GIVEN DATA –
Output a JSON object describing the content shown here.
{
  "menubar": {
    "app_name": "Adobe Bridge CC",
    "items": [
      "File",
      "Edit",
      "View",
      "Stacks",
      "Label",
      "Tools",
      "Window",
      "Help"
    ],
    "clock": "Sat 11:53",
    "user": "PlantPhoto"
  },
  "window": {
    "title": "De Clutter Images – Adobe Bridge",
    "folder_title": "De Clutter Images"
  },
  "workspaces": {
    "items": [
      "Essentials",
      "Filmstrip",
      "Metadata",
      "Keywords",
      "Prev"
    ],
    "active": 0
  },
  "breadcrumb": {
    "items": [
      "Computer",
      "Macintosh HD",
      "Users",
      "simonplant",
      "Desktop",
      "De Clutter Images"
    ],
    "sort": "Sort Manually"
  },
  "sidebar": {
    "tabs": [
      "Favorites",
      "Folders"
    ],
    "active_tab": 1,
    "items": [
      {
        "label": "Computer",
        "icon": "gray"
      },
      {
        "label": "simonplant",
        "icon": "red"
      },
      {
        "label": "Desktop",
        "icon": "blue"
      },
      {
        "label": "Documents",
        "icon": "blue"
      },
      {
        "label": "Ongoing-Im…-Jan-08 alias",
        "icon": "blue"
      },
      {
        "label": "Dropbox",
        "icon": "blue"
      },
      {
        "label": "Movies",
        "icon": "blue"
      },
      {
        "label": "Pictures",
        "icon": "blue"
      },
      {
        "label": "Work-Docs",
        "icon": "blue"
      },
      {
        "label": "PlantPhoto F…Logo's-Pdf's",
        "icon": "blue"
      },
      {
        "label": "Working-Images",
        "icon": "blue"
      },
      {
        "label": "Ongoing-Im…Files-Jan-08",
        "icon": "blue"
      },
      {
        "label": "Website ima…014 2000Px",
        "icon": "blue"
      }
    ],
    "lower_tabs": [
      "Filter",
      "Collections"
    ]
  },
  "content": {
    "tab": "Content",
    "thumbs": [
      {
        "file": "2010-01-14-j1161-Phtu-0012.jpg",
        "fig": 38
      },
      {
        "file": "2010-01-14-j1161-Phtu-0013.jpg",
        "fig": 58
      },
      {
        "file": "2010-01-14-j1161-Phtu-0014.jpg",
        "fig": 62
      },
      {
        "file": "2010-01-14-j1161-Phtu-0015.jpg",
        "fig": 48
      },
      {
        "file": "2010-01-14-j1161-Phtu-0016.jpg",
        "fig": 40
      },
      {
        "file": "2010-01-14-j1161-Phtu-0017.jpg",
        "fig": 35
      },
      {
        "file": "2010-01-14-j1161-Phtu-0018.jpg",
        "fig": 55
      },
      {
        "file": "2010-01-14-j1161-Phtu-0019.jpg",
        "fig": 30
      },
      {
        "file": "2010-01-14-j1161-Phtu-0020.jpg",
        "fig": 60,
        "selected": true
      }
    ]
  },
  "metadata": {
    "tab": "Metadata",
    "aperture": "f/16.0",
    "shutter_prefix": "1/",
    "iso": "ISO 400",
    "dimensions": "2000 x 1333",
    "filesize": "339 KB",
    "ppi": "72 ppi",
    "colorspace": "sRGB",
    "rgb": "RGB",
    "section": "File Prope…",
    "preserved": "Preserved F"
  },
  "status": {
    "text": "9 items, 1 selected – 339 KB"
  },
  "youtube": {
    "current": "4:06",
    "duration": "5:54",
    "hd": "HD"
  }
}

YOUR OBJECTIVE – Restate the records, all of them, precisely as written.

RESULT –
Output a JSON object describing the content shown here.
{
  "menubar": {
    "app_name": "Adobe Bridge CC",
    "items": [
      "File",
      "Edit",
      "View",
      "Stacks",
      "Label",
      "Tools",
      "Window",
      "Help"
    ],
    "clock": "Sat 11:53",
    "user": "PlantPhoto"
  },
  "window": {
    "title": "De Clutter Images – Adobe Bridge",
    "folder_title": "De Clutter Images"
  },
  "workspaces": {
    "items": [
      "Essentials",
      "Filmstrip",
      "Metadata",
      "Keywords",
      "Prev"
    ],
    "active": 0
  },
  "breadcrumb": {
    "items": [
      "Computer",
      "Macintosh HD",
      "Users",
      "simonplant",
      "Desktop",
      "De Clutter Images"
    ],
    "sort": "Sort Manually"
  },
  "sidebar": {
    "tabs": [
      "Favorites",
      "Folders"
    ],
    "active_tab": 1,
    "items": [
      {
        "label": "Computer",
        "icon": "gray"
      },
      {
        "label": "simonplant",
        "icon": "red"
      },
      {
        "label": "Desktop",
        "icon": "blue"
      },
      {
        "label": "Documents",
        "icon": "blue"
      },
      {
        "label": "Ongoing-Im…-Jan-08 alias",
        "icon": "blue"
      },
      {
        "label": "Dropbox",
        "icon": "blue"
      },
      {
        "label": "Movies",
        "icon": "blue"
      },
      {
        "label": "Pictures",
        "icon": "blue"
      },
      {
        "label": "Work-Docs",
        "icon": "blue"
      },
      {
        "label": "PlantPhoto F…Logo's-Pdf's",
        "icon": "blue"
      },
      {
        "label": "Working-Images",
        "icon": "blue"
      },
      {
        "label": "Ongoing-Im…Files-Jan-08",
        "icon": "blue"
      },
      {
        "label": "Website ima…014 2000Px",
        "icon": "blue"
      }
    ],
    "lower_tabs": [
      "Filter",
      "Collections"
    ]
  },
  "content": {
    "tab": "Content",
    "thumbs": [
      {
        "file": "2010-01-14-j1161-Phtu-0012.jpg",
        "fig": 38
      },
      {
        "file": "2010-01-14-j1161-Phtu-0013.jpg",
        "fig": 58
      },
      {
        "file": "2010-01-14-j1161-Phtu-0014.jpg",
        "fig": 62
      },
      {
        "file": "2010-01-14-j1161-Phtu-0015.jpg",
        "fig": 48
      },
      {
        "file": "2010-01-14-j1161-Phtu-0016.jpg",
        "fig": 40
      },
      {
        "file": "2010-01-14-j1161-Phtu-0017.jpg",
        "fig": 35
      },
      {
        "file": "2010-01-14-j1161-Phtu-0018.jpg",
        "fig": 55
      },
      {
        "file": "2010-01-14-j1161-Phtu-0019.jpg",
        "fig": 30
      },
      {
        "file": "2010-01-14-j1161-Phtu-0020.jpg",
        "fig": 60,
        "selected": true
      }
    ]
  },
  "metadata": {
    "tab": "Metadata",
    "aperture": "f/16.0",
    "shutter_prefix": "1/",
    "iso": "ISO 400",
    "dimensions": "2000 x 1333",
    "filesize": "339 KB",
    "ppi": "72 ppi",
    "colorspace": "sRGB",
    "rgb": "RGB",
    "section": "File Prope…",
    "preserved": "Preserved F"
  },
  "status": {
    "text": "9 items, 1 selected – 339 KB"
  },
  "youtube": {
    "current": "4:06",
    "duration": "5:54",
    "hd": "HD"
  }
}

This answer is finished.